Search the data below for the string "visuel". Extract every line that contains it.

======

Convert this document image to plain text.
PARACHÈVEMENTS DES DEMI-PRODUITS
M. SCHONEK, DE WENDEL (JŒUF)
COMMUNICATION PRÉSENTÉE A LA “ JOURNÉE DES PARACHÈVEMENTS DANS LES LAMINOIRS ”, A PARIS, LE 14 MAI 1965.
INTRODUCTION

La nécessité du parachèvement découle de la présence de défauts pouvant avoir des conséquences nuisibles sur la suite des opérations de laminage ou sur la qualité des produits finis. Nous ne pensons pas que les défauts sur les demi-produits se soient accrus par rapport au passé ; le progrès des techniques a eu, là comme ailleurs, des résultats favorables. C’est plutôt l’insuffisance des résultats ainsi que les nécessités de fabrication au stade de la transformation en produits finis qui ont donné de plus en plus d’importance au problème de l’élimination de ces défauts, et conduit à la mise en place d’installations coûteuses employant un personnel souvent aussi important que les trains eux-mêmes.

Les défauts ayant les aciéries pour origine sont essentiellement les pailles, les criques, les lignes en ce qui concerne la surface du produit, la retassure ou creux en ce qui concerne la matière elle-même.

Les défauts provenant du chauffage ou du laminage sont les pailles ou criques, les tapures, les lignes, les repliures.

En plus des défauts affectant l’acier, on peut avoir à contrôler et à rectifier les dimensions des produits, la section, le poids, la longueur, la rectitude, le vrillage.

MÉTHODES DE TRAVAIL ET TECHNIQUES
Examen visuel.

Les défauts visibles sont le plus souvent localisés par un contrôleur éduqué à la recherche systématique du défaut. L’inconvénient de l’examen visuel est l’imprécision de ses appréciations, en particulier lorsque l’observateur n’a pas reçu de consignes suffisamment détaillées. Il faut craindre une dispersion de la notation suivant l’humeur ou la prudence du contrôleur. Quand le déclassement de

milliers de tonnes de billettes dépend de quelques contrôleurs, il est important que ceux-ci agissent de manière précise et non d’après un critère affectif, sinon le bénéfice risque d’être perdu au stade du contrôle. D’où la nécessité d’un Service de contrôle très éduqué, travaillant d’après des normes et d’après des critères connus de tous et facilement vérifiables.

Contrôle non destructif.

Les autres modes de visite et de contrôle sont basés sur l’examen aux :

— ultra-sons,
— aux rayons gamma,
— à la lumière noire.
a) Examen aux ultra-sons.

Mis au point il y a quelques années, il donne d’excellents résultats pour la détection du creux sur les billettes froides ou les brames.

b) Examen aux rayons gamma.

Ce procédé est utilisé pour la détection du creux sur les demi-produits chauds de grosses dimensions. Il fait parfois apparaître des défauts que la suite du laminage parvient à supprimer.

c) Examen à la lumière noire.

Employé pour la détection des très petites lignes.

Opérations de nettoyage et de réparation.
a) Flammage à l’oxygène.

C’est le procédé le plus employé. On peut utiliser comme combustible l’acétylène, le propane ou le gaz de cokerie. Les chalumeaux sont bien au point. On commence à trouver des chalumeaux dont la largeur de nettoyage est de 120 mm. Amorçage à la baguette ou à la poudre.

======

→ Solved problem
Examen visuel.
Les défauts visibles sont le plus souvent localisés par un contrôleur éduqué à la recherche systématique du défaut. L’inconvénient de l’examen visuel est l’imprécision de ses appréciations, en particulier lorsque l’observateur n’a pas reçu de consignes suffisamment détaillées. Il faut craindre une dispersion de la notation suivant l’humeur ou la prudence du contrôleur. Quand le déclassement de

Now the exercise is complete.